*** THE RECORDS ***

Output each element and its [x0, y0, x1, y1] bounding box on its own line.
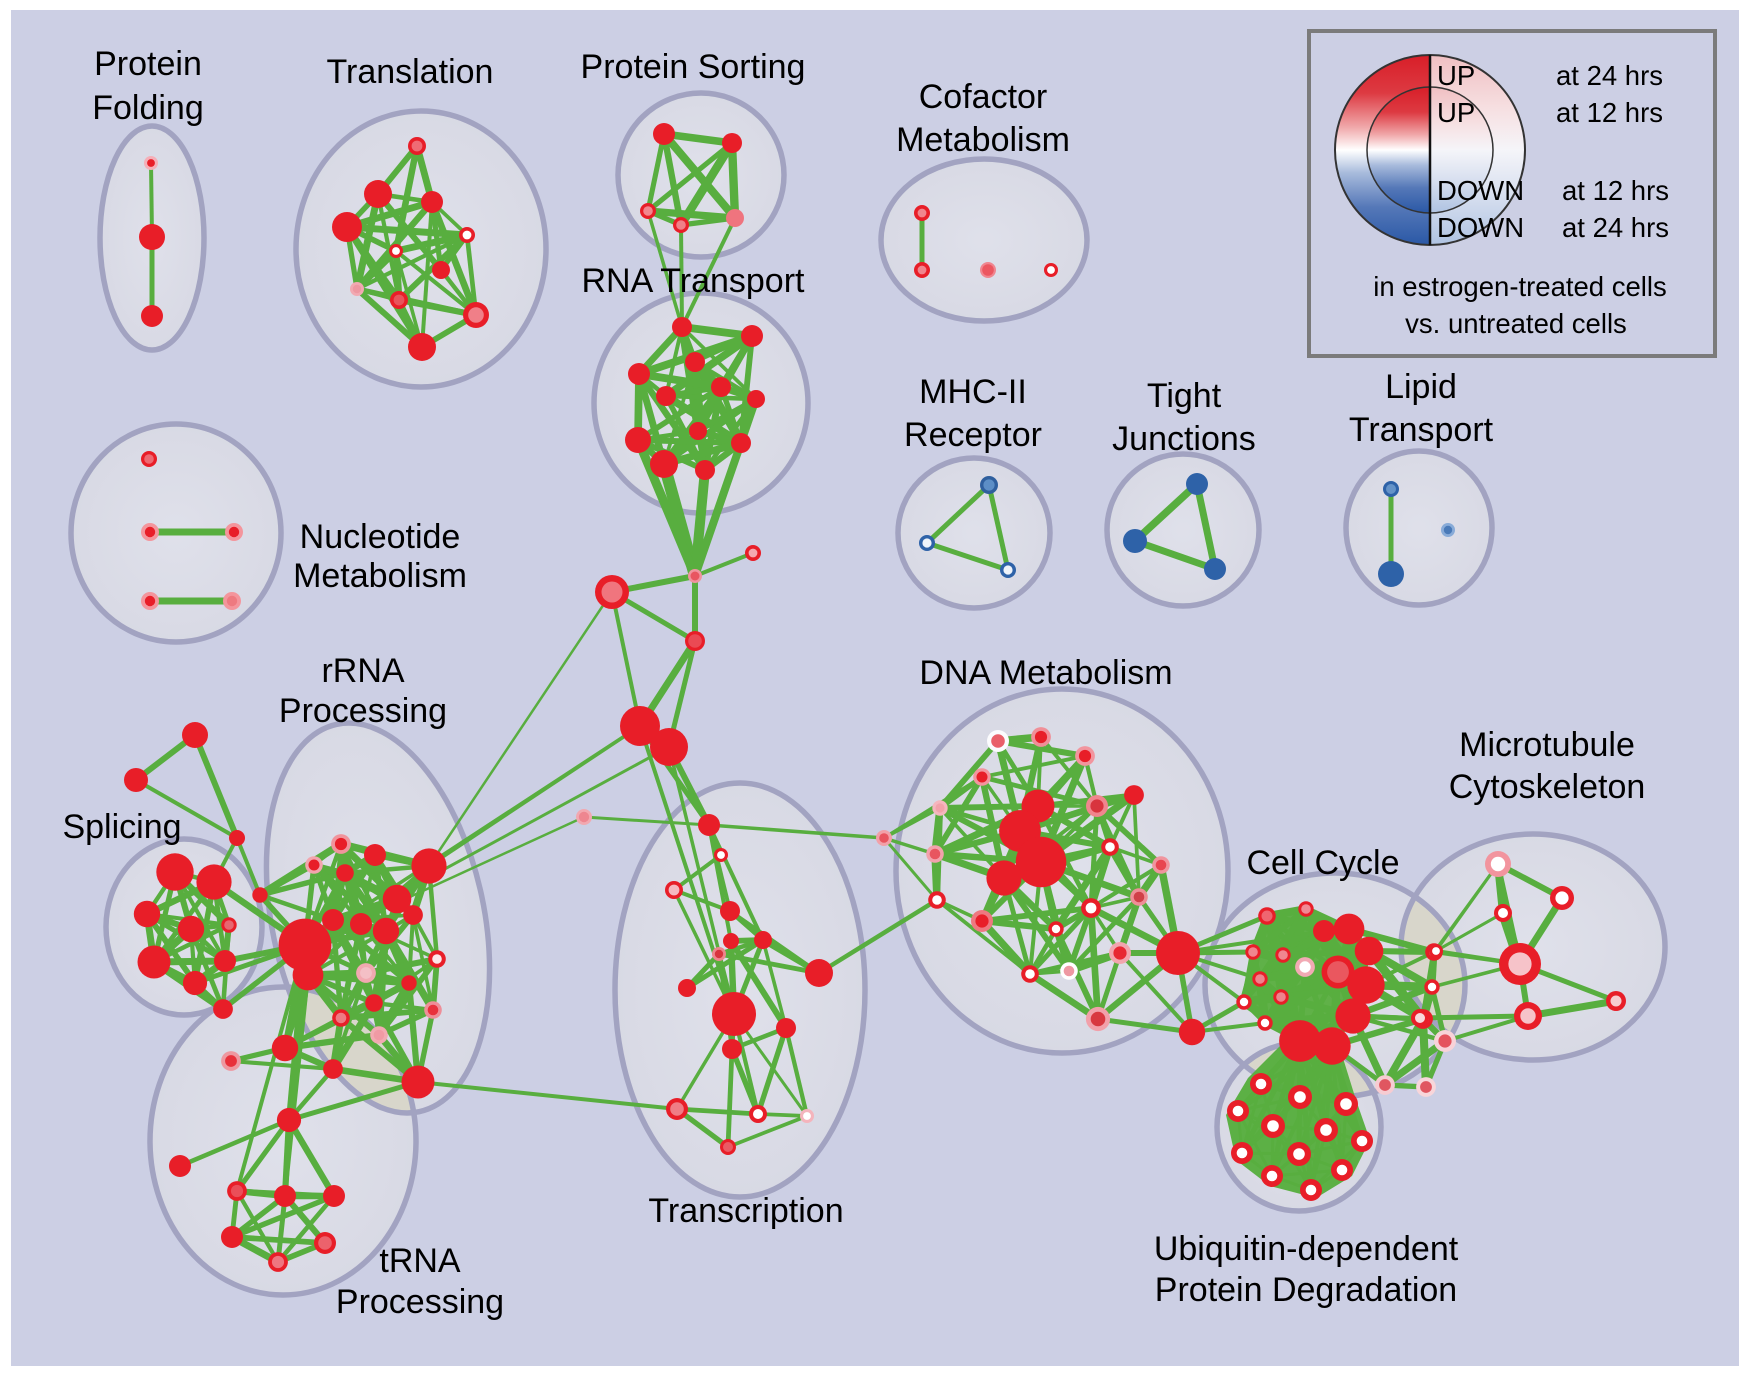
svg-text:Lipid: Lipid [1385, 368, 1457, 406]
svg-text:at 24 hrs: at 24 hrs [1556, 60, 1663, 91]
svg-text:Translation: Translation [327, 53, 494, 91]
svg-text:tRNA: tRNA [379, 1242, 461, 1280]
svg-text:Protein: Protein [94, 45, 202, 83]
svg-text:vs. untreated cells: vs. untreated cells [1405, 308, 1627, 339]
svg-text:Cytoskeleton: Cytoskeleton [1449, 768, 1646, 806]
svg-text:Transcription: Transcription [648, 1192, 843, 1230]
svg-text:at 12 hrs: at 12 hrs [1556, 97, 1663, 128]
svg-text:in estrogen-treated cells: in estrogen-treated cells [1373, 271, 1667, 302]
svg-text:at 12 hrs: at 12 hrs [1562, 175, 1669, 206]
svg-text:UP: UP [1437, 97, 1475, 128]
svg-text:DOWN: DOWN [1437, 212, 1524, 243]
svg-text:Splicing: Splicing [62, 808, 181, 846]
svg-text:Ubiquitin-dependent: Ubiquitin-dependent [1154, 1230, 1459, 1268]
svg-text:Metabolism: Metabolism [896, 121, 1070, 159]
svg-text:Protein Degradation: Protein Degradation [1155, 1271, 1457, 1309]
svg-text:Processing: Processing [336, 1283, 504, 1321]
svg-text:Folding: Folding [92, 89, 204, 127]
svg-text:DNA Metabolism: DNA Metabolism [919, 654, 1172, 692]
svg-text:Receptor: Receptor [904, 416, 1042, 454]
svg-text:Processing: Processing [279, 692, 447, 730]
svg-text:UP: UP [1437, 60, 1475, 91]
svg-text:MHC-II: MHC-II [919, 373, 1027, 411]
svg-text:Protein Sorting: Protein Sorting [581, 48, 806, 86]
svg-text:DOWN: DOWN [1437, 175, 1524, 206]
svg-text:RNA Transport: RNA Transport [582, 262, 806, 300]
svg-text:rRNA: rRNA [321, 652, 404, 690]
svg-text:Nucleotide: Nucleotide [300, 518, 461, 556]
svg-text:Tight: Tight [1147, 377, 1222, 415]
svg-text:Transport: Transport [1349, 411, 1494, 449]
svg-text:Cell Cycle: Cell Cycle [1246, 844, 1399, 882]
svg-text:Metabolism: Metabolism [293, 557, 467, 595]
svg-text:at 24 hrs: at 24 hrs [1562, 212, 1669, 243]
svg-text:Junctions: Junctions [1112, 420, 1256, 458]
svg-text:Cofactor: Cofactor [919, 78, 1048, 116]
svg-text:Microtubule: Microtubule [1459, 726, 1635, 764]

*** End of THE RECORDS ***

WORK INSTRUCTIONS →
Every line above that includes the string "Processing" needs to be copied.

ANSWER FOR THIS EXERCISE →
svg-text:Processing: Processing [336, 1283, 504, 1321]
svg-text:Processing: Processing [279, 692, 447, 730]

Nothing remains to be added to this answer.